Scan the entries below. List each line with "jours".
────────────────
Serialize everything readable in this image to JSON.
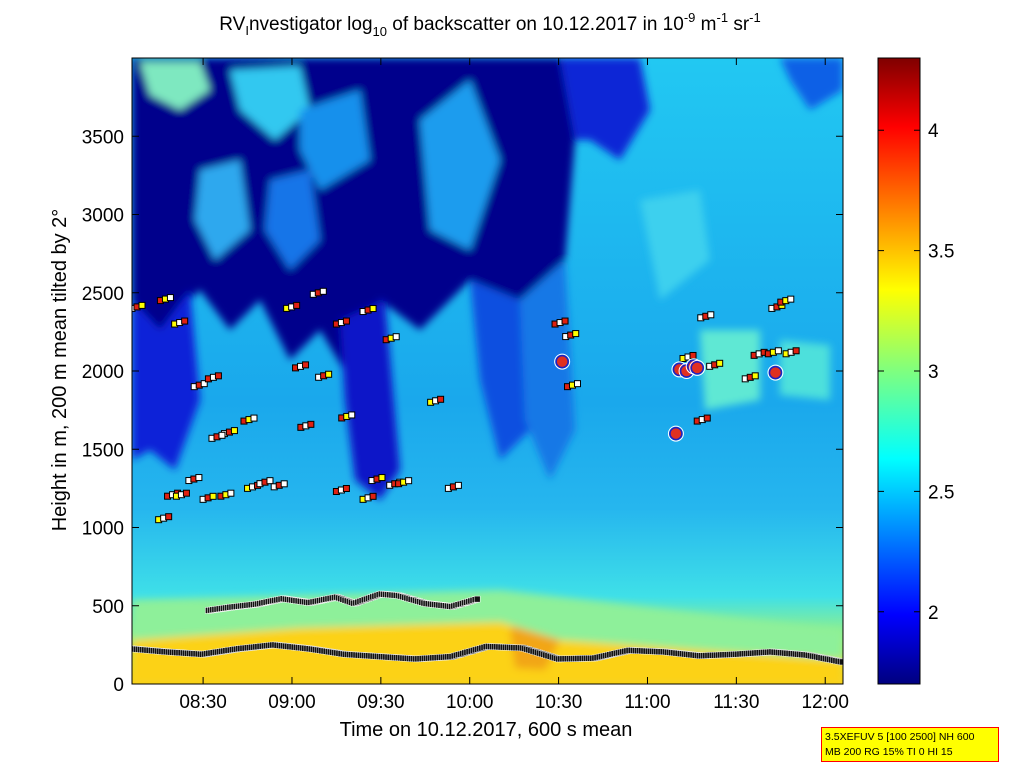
{
  "chart_data": {
    "type": "heatmap",
    "title": {
      "prefix": "RV",
      "sub_i": "I",
      "part1": "nvestigator log",
      "sub_10": "10",
      "part2": " of backscatter on 10.12.2017 in 10",
      "sup_m9": "-9",
      "part3": " m",
      "sup_m1a": "-1",
      "part4": " sr",
      "sup_m1b": "-1"
    },
    "xlabel": "Time on 10.12.2017, 600 s mean",
    "ylabel": "Height in m, 200 m mean tilted by 2°",
    "x_range_hours": [
      8.1,
      12.1
    ],
    "x_ticks": [
      {
        "value": 8.5,
        "label": "08:30"
      },
      {
        "value": 9.0,
        "label": "09:00"
      },
      {
        "value": 9.5,
        "label": "09:30"
      },
      {
        "value": 10.0,
        "label": "10:00"
      },
      {
        "value": 10.5,
        "label": "10:30"
      },
      {
        "value": 11.0,
        "label": "11:00"
      },
      {
        "value": 11.5,
        "label": "11:30"
      },
      {
        "value": 12.0,
        "label": "12:00"
      }
    ],
    "y_range": [
      0,
      4000
    ],
    "y_ticks": [
      {
        "value": 0,
        "label": "0"
      },
      {
        "value": 500,
        "label": "500"
      },
      {
        "value": 1000,
        "label": "1000"
      },
      {
        "value": 1500,
        "label": "1500"
      },
      {
        "value": 2000,
        "label": "2000"
      },
      {
        "value": 2500,
        "label": "2500"
      },
      {
        "value": 3000,
        "label": "3000"
      },
      {
        "value": 3500,
        "label": "3500"
      }
    ],
    "colorbar": {
      "range": [
        1.7,
        4.3
      ],
      "ticks": [
        {
          "value": 2.0,
          "label": "2"
        },
        {
          "value": 2.5,
          "label": "2.5"
        },
        {
          "value": 3.0,
          "label": "3"
        },
        {
          "value": 3.5,
          "label": "3.5"
        },
        {
          "value": 4.0,
          "label": "4"
        }
      ],
      "colormap": "jet"
    },
    "layer_lowest": {
      "name": "lowest layer height (m)",
      "x": [
        8.1,
        8.3,
        8.5,
        8.7,
        8.9,
        9.1,
        9.3,
        9.5,
        9.7,
        9.9,
        10.1,
        10.3,
        10.5,
        10.7,
        10.9,
        11.1,
        11.3,
        11.5,
        11.7,
        11.9,
        12.1
      ],
      "values": [
        225,
        205,
        190,
        225,
        250,
        225,
        190,
        175,
        160,
        175,
        240,
        230,
        160,
        165,
        215,
        205,
        180,
        190,
        205,
        185,
        140
      ]
    },
    "layer_second": {
      "name": "second layer height (m)",
      "x": [
        8.53,
        8.65,
        8.8,
        8.95,
        9.1,
        9.25,
        9.35,
        9.5,
        9.6,
        9.75,
        9.9,
        10.05
      ],
      "values": [
        470,
        490,
        510,
        545,
        520,
        555,
        515,
        575,
        565,
        515,
        495,
        545
      ]
    },
    "layer_points": {
      "name": "upper layer detections",
      "x": [
        8.1,
        8.26,
        8.34,
        8.45,
        8.53,
        8.62,
        8.73,
        8.97,
        9.12,
        9.25,
        9.4,
        9.53,
        9.78,
        9.88,
        8.3,
        8.5,
        8.6,
        8.75,
        8.82,
        9.02,
        9.15,
        9.28,
        9.4,
        9.55,
        10.48,
        10.54,
        10.55,
        11.2,
        11.3,
        11.6,
        11.7,
        11.75,
        8.35,
        8.42,
        9.05,
        9.45,
        9.6,
        8.25,
        8.9,
        11.28,
        11.55,
        11.68,
        11.78,
        8.55,
        9.25,
        11.35
      ],
      "values": [
        2400,
        2450,
        2300,
        1900,
        1950,
        1600,
        1680,
        2400,
        2490,
        2300,
        2380,
        2200,
        1800,
        1250,
        1200,
        1180,
        1200,
        1250,
        1280,
        2020,
        1960,
        1700,
        1180,
        1270,
        2300,
        2220,
        1900,
        2080,
        2340,
        2100,
        2400,
        2440,
        1200,
        1300,
        1640,
        1300,
        1280,
        1050,
        1260,
        1680,
        1950,
        2110,
        2110,
        1570,
        1230,
        2030
      ]
    },
    "cloud_marks": {
      "name": "cloud base detections",
      "x": [
        10.52,
        11.18,
        11.22,
        11.26,
        11.28,
        11.16,
        11.72
      ],
      "values": [
        2060,
        2010,
        2000,
        2030,
        2020,
        1600,
        1990
      ]
    }
  },
  "info_box": {
    "line1": "3.5XEFUV 5 [100 2500] NH 600",
    "line2": "MB 200 RG 15% TI 0 HI 15"
  }
}
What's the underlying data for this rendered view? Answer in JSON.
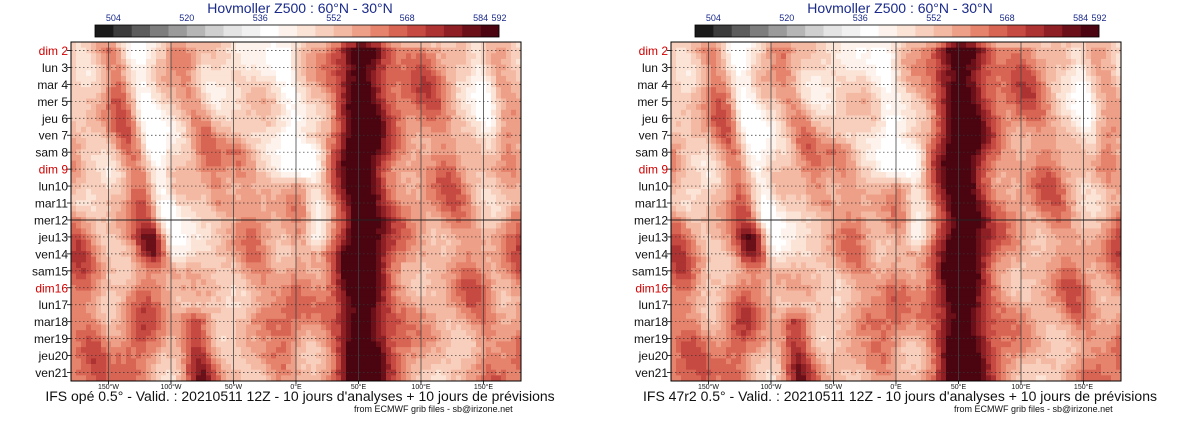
{
  "chart_data": [
    {
      "type": "heatmap",
      "title": "Hovmoller Z500 : 60°N - 30°N",
      "colorbar": {
        "ticks": [
          "504",
          "520",
          "536",
          "552",
          "568",
          "584",
          "592"
        ],
        "range": [
          500,
          592
        ],
        "step": 4,
        "colors": [
          "#1a1a1a",
          "#3b3b3b",
          "#5c5c5c",
          "#7d7d7d",
          "#9a9a9a",
          "#b5b5b5",
          "#cfcfcf",
          "#e4e4e4",
          "#f1f1f1",
          "#ffffff",
          "#fdf2ec",
          "#fbe3d6",
          "#f8cfbd",
          "#f4b9a3",
          "#ee9f87",
          "#e5836c",
          "#d86554",
          "#c64a41",
          "#ad3333",
          "#8e2025",
          "#6b0f18",
          "#4a0510"
        ]
      },
      "y_labels": [
        "dim 2",
        "lun 3",
        "mar 4",
        "mer 5",
        "jeu 6",
        "ven 7",
        "sam 8",
        "dim 9",
        "lun10",
        "mar11",
        "mer12",
        "jeu13",
        "ven14",
        "sam15",
        "dim16",
        "lun17",
        "mar18",
        "mer19",
        "jeu20",
        "ven21"
      ],
      "y_labels_red": [
        "dim 2",
        "dim 9",
        "dim16"
      ],
      "x_ticks": [
        "150°W",
        "100°W",
        "50°W",
        "0°E",
        "50°E",
        "100°E",
        "150°E"
      ],
      "analysis_forecast_split": "mer12",
      "caption": "IFS opé 0.5° - Valid. : 20210511 12Z - 10 jours d'analyses + 10 jours de prévisions",
      "credit": "from ECMWF grib files - sb@irizone.net",
      "seed": 11
    },
    {
      "type": "heatmap",
      "title": "Hovmoller Z500 : 60°N - 30°N",
      "colorbar": {
        "ticks": [
          "504",
          "520",
          "536",
          "552",
          "568",
          "584",
          "592"
        ],
        "range": [
          500,
          592
        ],
        "step": 4,
        "colors": [
          "#1a1a1a",
          "#3b3b3b",
          "#5c5c5c",
          "#7d7d7d",
          "#9a9a9a",
          "#b5b5b5",
          "#cfcfcf",
          "#e4e4e4",
          "#f1f1f1",
          "#ffffff",
          "#fdf2ec",
          "#fbe3d6",
          "#f8cfbd",
          "#f4b9a3",
          "#ee9f87",
          "#e5836c",
          "#d86554",
          "#c64a41",
          "#ad3333",
          "#8e2025",
          "#6b0f18",
          "#4a0510"
        ]
      },
      "y_labels": [
        "dim 2",
        "lun 3",
        "mar 4",
        "mer 5",
        "jeu 6",
        "ven 7",
        "sam 8",
        "dim 9",
        "lun10",
        "mar11",
        "mer12",
        "jeu13",
        "ven14",
        "sam15",
        "dim16",
        "lun17",
        "mar18",
        "mer19",
        "jeu20",
        "ven21"
      ],
      "y_labels_red": [
        "dim 2",
        "dim 9",
        "dim16"
      ],
      "x_ticks": [
        "150°W",
        "100°W",
        "50°W",
        "0°E",
        "50°E",
        "100°E",
        "150°E"
      ],
      "analysis_forecast_split": "mer12",
      "caption": "IFS 47r2 0.5° - Valid. : 20210511 12Z - 10 jours d'analyses + 10 jours de prévisions",
      "credit": "from ECMWF grib files - sb@irizone.net",
      "seed": 29
    }
  ]
}
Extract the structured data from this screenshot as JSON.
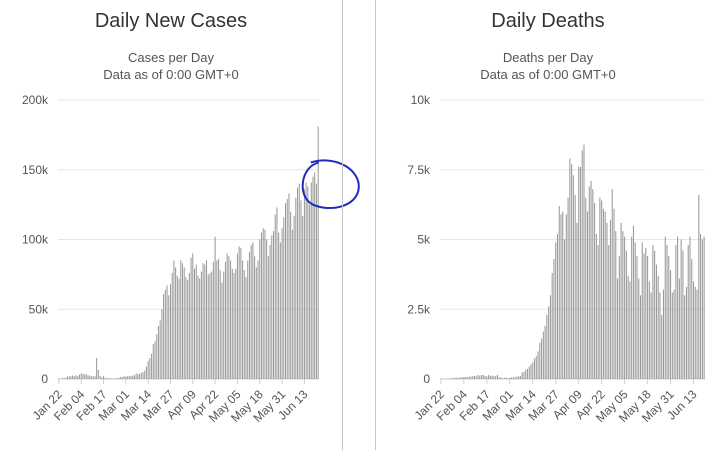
{
  "chart_data": [
    {
      "type": "bar",
      "title": "Daily New Cases",
      "subtitle_lines": [
        "Cases per Day",
        "Data as of 0:00 GMT+0"
      ],
      "xlabel": "",
      "ylabel": "",
      "ylim": [
        0,
        200000
      ],
      "y_ticks": [
        0,
        50000,
        100000,
        150000,
        200000
      ],
      "y_tick_labels": [
        "0",
        "50k",
        "100k",
        "150k",
        "200k"
      ],
      "x_tick_labels": [
        "Jan 22",
        "Feb 04",
        "Feb 17",
        "Mar 01",
        "Mar 14",
        "Mar 27",
        "Apr 09",
        "Apr 22",
        "May 05",
        "May 18",
        "May 31",
        "Jun 13"
      ],
      "x_tick_day_index": [
        0,
        13,
        26,
        39,
        52,
        65,
        78,
        91,
        104,
        117,
        130,
        143
      ],
      "grid": true,
      "bar_color": "#999999",
      "annotation": {
        "shape": "circle",
        "color": "#1f2bbd",
        "target_day_index": 149
      },
      "values": [
        555,
        100,
        650,
        570,
        810,
        2000,
        1700,
        2100,
        2500,
        2000,
        2700,
        2000,
        3100,
        3900,
        3700,
        3200,
        3400,
        2600,
        2500,
        2000,
        1900,
        2200,
        15100,
        6500,
        2100,
        1200,
        2000,
        900,
        600,
        700,
        500,
        400,
        300,
        500,
        600,
        800,
        1400,
        1300,
        2000,
        1800,
        1900,
        2300,
        2100,
        2500,
        2600,
        4000,
        3500,
        3800,
        4500,
        4800,
        6000,
        9000,
        13000,
        15000,
        18000,
        25000,
        27000,
        32000,
        38000,
        42000,
        50000,
        61000,
        64000,
        67000,
        60000,
        68000,
        76000,
        85000,
        80000,
        74000,
        72000,
        85000,
        83000,
        80000,
        73000,
        71000,
        76000,
        87000,
        90000,
        79000,
        82000,
        74000,
        72000,
        77000,
        83000,
        82000,
        85000,
        75000,
        76000,
        77000,
        84000,
        102000,
        85000,
        86000,
        78000,
        69000,
        77000,
        84000,
        90000,
        88000,
        85000,
        79000,
        76000,
        79000,
        90000,
        95000,
        94000,
        85000,
        78000,
        73000,
        85000,
        91000,
        96000,
        98000,
        88000,
        80000,
        85000,
        100000,
        105000,
        108000,
        107000,
        100000,
        88000,
        96000,
        103000,
        106000,
        118000,
        123000,
        105000,
        98000,
        108000,
        116000,
        126000,
        129000,
        133000,
        120000,
        107000,
        117000,
        130000,
        137000,
        140000,
        128000,
        117000,
        136000,
        141000,
        138000,
        125000,
        141000,
        145000,
        148000,
        140000,
        181000
      ]
    },
    {
      "type": "bar",
      "title": "Daily Deaths",
      "subtitle_lines": [
        "Deaths per Day",
        "Data as of 0:00 GMT+0"
      ],
      "xlabel": "",
      "ylabel": "",
      "ylim": [
        0,
        10000
      ],
      "y_ticks": [
        0,
        2500,
        5000,
        7500,
        10000
      ],
      "y_tick_labels": [
        "0",
        "2.5k",
        "5k",
        "7.5k",
        "10k"
      ],
      "x_tick_labels": [
        "Jan 22",
        "Feb 04",
        "Feb 17",
        "Mar 01",
        "Mar 14",
        "Mar 27",
        "Apr 09",
        "Apr 22",
        "May 05",
        "May 18",
        "May 31",
        "Jun 13"
      ],
      "x_tick_day_index": [
        0,
        13,
        26,
        39,
        52,
        65,
        78,
        91,
        104,
        117,
        130,
        143
      ],
      "grid": true,
      "bar_color": "#999999",
      "values": [
        17,
        1,
        8,
        16,
        14,
        26,
        26,
        38,
        43,
        46,
        45,
        57,
        64,
        66,
        73,
        73,
        86,
        89,
        97,
        108,
        97,
        146,
        121,
        143,
        142,
        106,
        98,
        139,
        115,
        118,
        109,
        97,
        150,
        70,
        52,
        29,
        44,
        47,
        35,
        42,
        60,
        55,
        75,
        85,
        95,
        105,
        230,
        260,
        330,
        360,
        440,
        520,
        600,
        740,
        820,
        990,
        1300,
        1450,
        1700,
        1900,
        2300,
        2600,
        3000,
        3800,
        4300,
        4900,
        5200,
        6200,
        5900,
        6000,
        5000,
        5900,
        6500,
        7900,
        7700,
        7300,
        6600,
        5600,
        7600,
        7600,
        8200,
        8400,
        6500,
        6000,
        6900,
        7100,
        6800,
        6300,
        5200,
        4800,
        6500,
        6400,
        6100,
        6000,
        5600,
        4800,
        5700,
        6800,
        6100,
        5300,
        3600,
        4400,
        5600,
        5300,
        5100,
        4600,
        3700,
        3500,
        5100,
        5500,
        4900,
        4400,
        3600,
        3000,
        4900,
        4500,
        4700,
        4400,
        3500,
        3100,
        4800,
        4600,
        4100,
        3700,
        3100,
        2300,
        3200,
        5100,
        4800,
        4400,
        3900,
        3100,
        3200,
        4800,
        5100,
        3600,
        5000,
        4600,
        3000,
        3300,
        4800,
        5100,
        4300,
        3500,
        3300,
        3200,
        6600,
        5200,
        5000,
        5100
      ]
    }
  ]
}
────────────────
**Expected output**.
      "caption": "IFS opé 0.5° - Valid. : 20210511 12Z - 10 jours d'analyses + 10 jours de prévisions",
      "caption": "IFS 47r2 0.5° - Valid. : 20210511 12Z - 10 jours d'analyses + 10 jours de prévisions",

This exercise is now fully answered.